Retype all of the data exactly as given.

| Saved data entries |
-- BEGIN --

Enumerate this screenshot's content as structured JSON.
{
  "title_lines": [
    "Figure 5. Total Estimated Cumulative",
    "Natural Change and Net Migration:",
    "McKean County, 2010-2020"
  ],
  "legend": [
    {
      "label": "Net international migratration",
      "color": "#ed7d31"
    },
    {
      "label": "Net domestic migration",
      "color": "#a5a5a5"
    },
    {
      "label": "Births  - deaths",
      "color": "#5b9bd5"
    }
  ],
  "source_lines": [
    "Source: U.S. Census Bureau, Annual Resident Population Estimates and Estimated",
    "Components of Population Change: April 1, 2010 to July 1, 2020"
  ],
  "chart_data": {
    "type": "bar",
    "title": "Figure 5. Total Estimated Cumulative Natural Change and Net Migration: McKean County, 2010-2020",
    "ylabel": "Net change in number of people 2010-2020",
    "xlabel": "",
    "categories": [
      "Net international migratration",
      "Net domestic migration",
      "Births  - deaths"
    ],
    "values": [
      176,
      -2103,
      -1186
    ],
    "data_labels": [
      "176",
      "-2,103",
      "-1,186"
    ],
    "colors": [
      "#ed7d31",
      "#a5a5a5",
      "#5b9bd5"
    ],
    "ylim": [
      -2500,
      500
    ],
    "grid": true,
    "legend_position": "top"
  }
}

-- END --

| WRITTEN ANSWER |
Enumerate this screenshot's content as structured JSON.
{
  "title_lines": [
    "Figure 5. Total Estimated Cumulative",
    "Natural Change and Net Migration:",
    "McKean County, 2010-2020"
  ],
  "legend": [
    {
      "label": "Net international migratration",
      "color": "#ed7d31"
    },
    {
      "label": "Net domestic migration",
      "color": "#a5a5a5"
    },
    {
      "label": "Births  - deaths",
      "color": "#5b9bd5"
    }
  ],
  "source_lines": [
    "Source: U.S. Census Bureau, Annual Resident Population Estimates and Estimated",
    "Components of Population Change: April 1, 2010 to July 1, 2020"
  ],
  "chart_data": {
    "type": "bar",
    "title": "Figure 5. Total Estimated Cumulative Natural Change and Net Migration: McKean County, 2010-2020",
    "ylabel": "Net change in number of people 2010-2020",
    "xlabel": "",
    "categories": [
      "Net international migratration",
      "Net domestic migration",
      "Births  - deaths"
    ],
    "values": [
      176,
      -2103,
      -1186
    ],
    "data_labels": [
      "176",
      "-2,103",
      "-1,186"
    ],
    "colors": [
      "#ed7d31",
      "#a5a5a5",
      "#5b9bd5"
    ],
    "ylim": [
      -2500,
      500
    ],
    "grid": true,
    "legend_position": "top"
  }
}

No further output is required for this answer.